_WORK INSTRUCTIONS_
Restate the data exactly as given and keep the pictures out.
[start of RECORDS SHOWN]
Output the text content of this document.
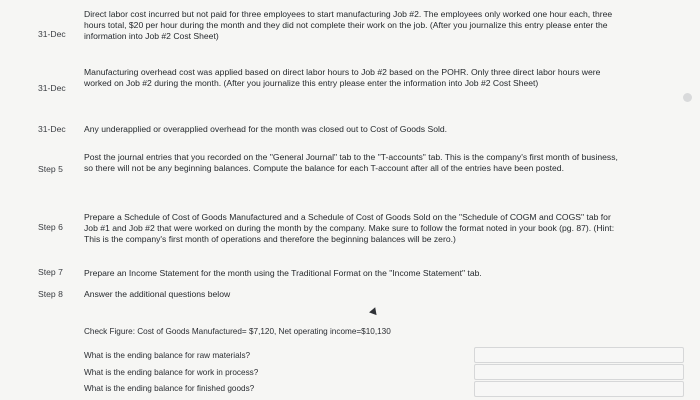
31-Dec
Direct labor cost incurred but not paid for three employees to start manufacturing Job #2. The employees only worked one hour each, three hours total, $20 per hour during the month and they did not complete their work on the job. (After you journalize this entry please enter the information into Job #2 Cost Sheet)
31-Dec
Manufacturing overhead cost was applied based on direct labor hours to Job #2 based on the POHR. Only three direct labor hours were worked on Job #2 during the month. (After you journalize this entry please enter the information into Job #2 Cost Sheet)
31-Dec Any underapplied or overapplied overhead for the month was closed out to Cost of Goods Sold.
Step 5
Post the journal entries that you recorded on the "General Journal" tab to the "T-accounts" tab. This is the company's first month of business, so there will not be any beginning balances. Compute the balance for each T-account after all of the entries have been posted.
Step 6
Prepare a Schedule of Cost of Goods Manufactured and a Schedule of Cost of Goods Sold on the "Schedule of COGM and COGS" tab for Job #1 and Job #2 that were worked on during the month by the company. Make sure to follow the format noted in your book (pg. 87). (Hint: This is the company's first month of operations and therefore the beginning balances will be zero.)
Step 7 Prepare an Income Statement for the month using the Traditional Format on the "Income Statement" tab.
Step 8 Answer the additional questions below
Check Figure: Cost of Goods Manufactured= $7,120, Net operating income=$10,130
What is the ending balance for raw materials?
What is the ending balance for work in process?
What is the ending balance for finished goods?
[end of RECORDS SHOWN]
_THE REPLY_
Output the text content of this document.
31-Dec
Direct labor cost incurred but not paid for three employees to start manufacturing Job #2. The employees only worked one hour each, three hours total, $20 per hour during the month and they did not complete their work on the job. (After you journalize this entry please enter the information into Job #2 Cost Sheet)
31-Dec
Manufacturing overhead cost was applied based on direct labor hours to Job #2 based on the POHR. Only three direct labor hours were worked on Job #2 during the month. (After you journalize this entry please enter the information into Job #2 Cost Sheet)
31-Dec Any underapplied or overapplied overhead for the month was closed out to Cost of Goods Sold.
Step 5
Post the journal entries that you recorded on the "General Journal" tab to the "T-accounts" tab. This is the company's first month of business, so there will not be any beginning balances. Compute the balance for each T-account after all of the entries have been posted.
Step 6
Prepare a Schedule of Cost of Goods Manufactured and a Schedule of Cost of Goods Sold on the "Schedule of COGM and COGS" tab for Job #1 and Job #2 that were worked on during the month by the company. Make sure to follow the format noted in your book (pg. 87). (Hint: This is the company's first month of operations and therefore the beginning balances will be zero.)
Step 7 Prepare an Income Statement for the month using the Traditional Format on the "Income Statement" tab.
Step 8 Answer the additional questions below
Check Figure: Cost of Goods Manufactured= $7,120, Net operating income=$10,130
What is the ending balance for raw materials?
What is the ending balance for work in process?
What is the ending balance for finished goods?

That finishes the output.